> _Task to complete_:
From the data that follows, copy every line holding the string "page".

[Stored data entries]
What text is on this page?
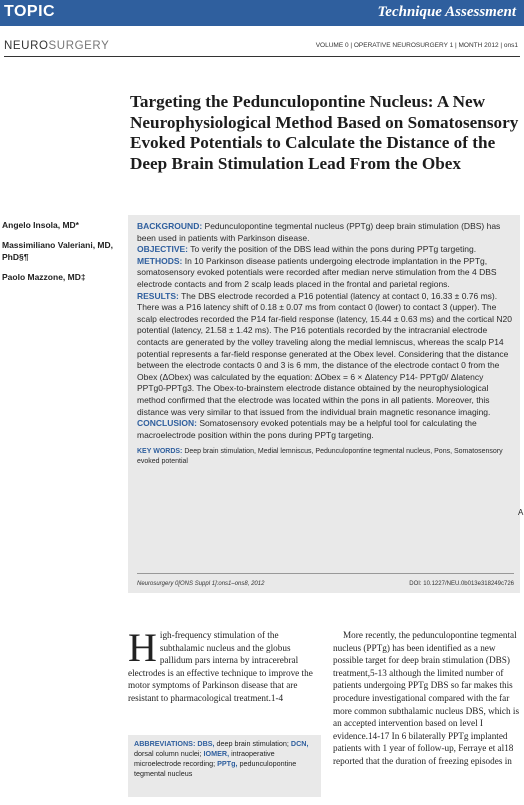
TOPIC	Technique Assessment
NEUROSURGERY	VOLUME 0 | OPERATIVE NEUROSURGERY 1 | MONTH 2012 | ons1
Targeting the Pedunculopontine Nucleus: A New Neurophysiological Method Based on Somatosensory Evoked Potentials to Calculate the Distance of the Deep Brain Stimulation Lead From the Obex
Angelo Insola, MD*
Massimiliano Valeriani, MD, PhD§¶
Paolo Mazzone, MD‡

BACKGROUND: Pedunculopontine tegmental nucleus (PPTg) deep brain stimulation (DBS) has been used in patients with Parkinson disease.

OBJECTIVE: To verify the position of the DBS lead within the pons during PPTg targeting.

METHODS: In 10 Parkinson disease patients undergoing electrode implantation in the PPTg, somatosensory evoked potentials were recorded after median nerve stimulation from the 4 DBS electrode contacts and from 2 scalp leads placed in the frontal and parietal regions.

RESULTS: The DBS electrode recorded a P16 potential (latency at contact 0, 16.33 ± 0.76 ms). There was a P16 latency shift of 0.18 ± 0.07 ms from contact 0 (lower) to contact 3 (upper). The scalp electrodes recorded the P14 far-field response (latency, 15.44 ± 0.63 ms) and the cortical N20 potential (latency, 21.58 ± 1.42 ms). The P16 potentials recorded by the intracranial electrode contacts are generated by the volley traveling along the medial lemniscus, whereas the scalp P14 potential represents a far-field response generated at the Obex level. Considering that the distance between the electrode contacts 0 and 3 is 6 mm, the distance of the electrode contact 0 from the Obex (ΔObex) was calculated by the equation: ΔObex = 6 × Δlatency P14- PPTg0/ Δlatency PPTg0-PPTg3. The Obex-to-brainstem electrode distance obtained by the neurophysiological method confirmed that the electrode was located within the pons in all patients. Moreover, this distance was very similar to that issued from the individual brain magnetic resonance imaging.

CONCLUSION: Somatosensory evoked potentials may be a helpful tool for calculating the macroelectrode position within the pons during PPTg targeting.

KEY WORDS: Deep brain stimulation, Medial lemniscus, Pedunculopontine tegmental nucleus, Pons, Somatosensory evoked potential

Neurosurgery 0[ONS Suppl 1]:ons1–ons8, 2012	DOI: 10.1227/NEU.0b013e318249c726
High-frequency stimulation of the subthalamic nucleus and the globus pallidum pars interna by intracerebral electrodes is an effective technique to improve the motor symptoms of Parkinson disease that are resistant to pharmacological treatment.1-4
More recently, the pedunculopontine tegmental nucleus (PPTg) has been identified as a new possible target for deep brain stimulation (DBS) treatment,5-13 although the limited number of patients undergoing PPTg DBS so far makes this procedure investigational compared with the far more common subthalamic nucleus DBS, which is an accepted intervention based on level I evidence.14-17 In 6 bilaterally PPTg implanted patients with 1 year of follow-up, Ferraye et al18 reported that the duration of freezing episodes in
ABBREVIATIONS: DBS, deep brain stimulation; DCN, dorsal column nuclei; IOMER, intraoperative microelectrode recording; PPTg, pedunculopontine tegmental nucleus
A
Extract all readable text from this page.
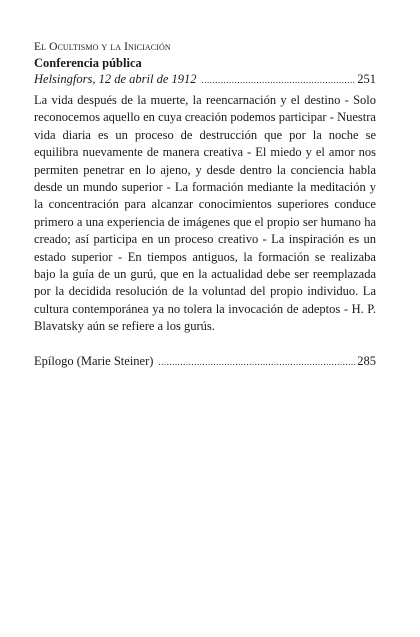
El Ocultismo y la Iniciación
Conferencia pública
Helsingfors, 12 de abril de 1912 .....	251

La vida después de la muerte, la reencarnación y el destino - Solo reconocemos aquello en cuya creación podemos participar - Nuestra vida diaria es un proceso de destrucción que por la noche se equilibra nuevamente de manera creativa - El miedo y el amor nos permiten penetrar en lo ajeno, y desde dentro la conciencia habla desde un mundo superior - La formación mediante la meditación y la concentración para alcanzar conocimientos superiores conduce primero a una experiencia de imágenes que el propio ser humano ha creado; así participa en un proceso creativo - La inspiración es un estado superior - En tiempos antiguos, la formación se realizaba bajo la guía de un gurú, que en la actualidad debe ser reemplazada por la decidida resolución de la voluntad del propio individuo. La cultura contemporánea ya no tolera la invocación de adeptos - H. P. Blavatsky aún se refiere a los gurús.

Epílogo (Marie Steiner) .....	285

> _Response_:
What text is on this page?
Extract all readable text from this page.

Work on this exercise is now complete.